With the pictures omitted, write out the entries that follow exactly as they stand.

******************************

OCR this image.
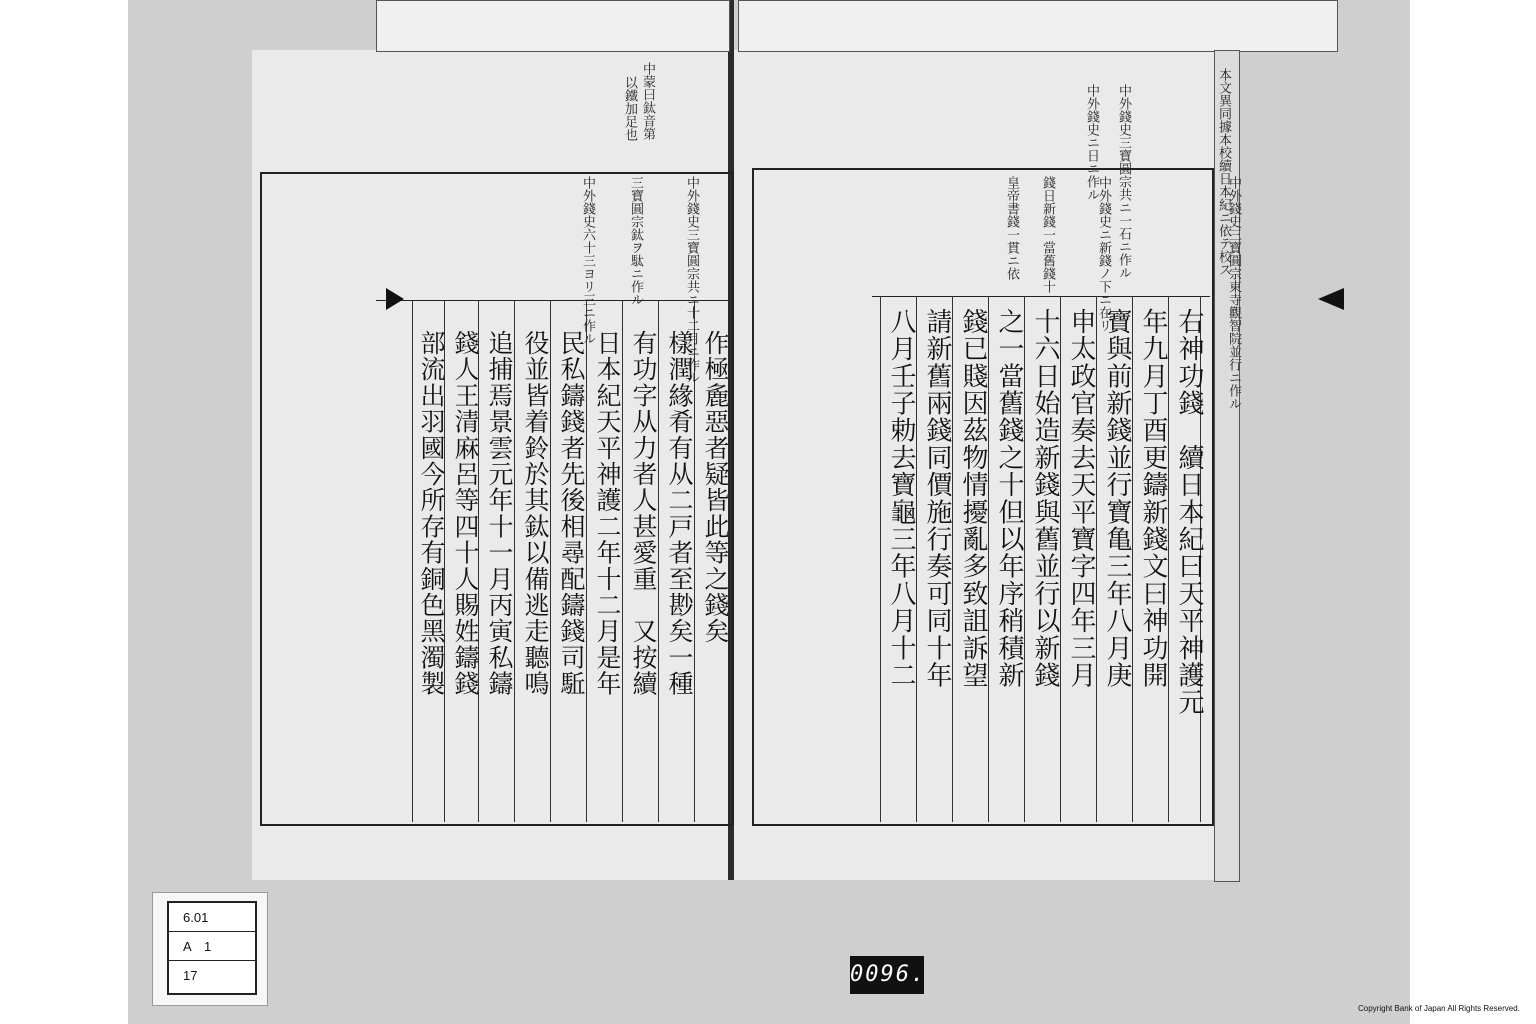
右神功錢　續日本紀曰天平神護元
年九月丁酉更鑄新錢文曰神功開
寶與前新錢並行寶亀三年八月庚
申太政官奏去天平寶字四年三月
十六日始造新錢與舊並行以新錢
之一當舊錢之十但以年序稍積新
錢已賤因茲物情擾亂多致詛訴望
請新舊兩錢同價施行奏可同十年
八月壬子勅去寶龜三年八月十二
本文異同據本校續日本紀ニ依テ校ス
中外錢史三寶圓宗共ニ一石ニ作ル
中外錢史ニ日ニ作ル
中外錢史三寶圓宗東寺觀智院並行ニ作ル
中外錢史ニ新錢ノ下ニ在リ
錢日新錢一當舊錢十
皇帝書錢一貫ニ依
樣潤緣肴有从二戸者至尠矣一種
有功字从力者人甚愛重　又按續
日本紀天平神護二年十二月是年
民私鑄錢者先後相尋配鑄錢司駈
役並皆着鈴於其鈦以備逃走聽鳴
追捕焉景雲元年十一月丙寅私鑄
錢人王清麻呂等四十人賜姓鑄錢
部流出羽國今所存有銅色黑濁製	作極麁惡者疑皆此等之錢矣
中蒙曰鈦音第
以鐵加足也
中外錢史三寶圓宗共ニ十二月ニ作ル
三寶圓宗鈦ヲ駄ニ作ル
中外錢史六十三ヨリ三ニ作ル
6.01
A　1
17	0096.
Copyright Bank of Japan All Rights Reserved.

******************************

Correct response »
OCR this image.
右神功錢　續日本紀曰天平神護元
年九月丁酉更鑄新錢文曰神功開
寶與前新錢並行寶亀三年八月庚
申太政官奏去天平寶字四年三月
十六日始造新錢與舊並行以新錢
之一當舊錢之十但以年序稍積新
錢已賤因茲物情擾亂多致詛訴望
請新舊兩錢同價施行奏可同十年
八月壬子勅去寶龜三年八月十二
本文異同據本校續日本紀ニ依テ校ス
中外錢史三寶圓宗共ニ一石ニ作ル
中外錢史ニ日ニ作ル
中外錢史三寶圓宗東寺觀智院並行ニ作ル
中外錢史ニ新錢ノ下ニ在リ
錢日新錢一當舊錢十
皇帝書錢一貫ニ依
樣潤緣肴有从二戸者至尠矣一種
有功字从力者人甚愛重　又按續
日本紀天平神護二年十二月是年
民私鑄錢者先後相尋配鑄錢司駈
役並皆着鈴於其鈦以備逃走聽鳴
追捕焉景雲元年十一月丙寅私鑄
錢人王清麻呂等四十人賜姓鑄錢
部流出羽國今所存有銅色黑濁製	作極麁惡者疑皆此等之錢矣
中蒙曰鈦音第
以鐵加足也
中外錢史三寶圓宗共ニ十二月ニ作ル
三寶圓宗鈦ヲ駄ニ作ル
中外錢史六十三ヨリ三ニ作ル
6.01
A　1
17	0096.
Copyright Bank of Japan All Rights Reserved.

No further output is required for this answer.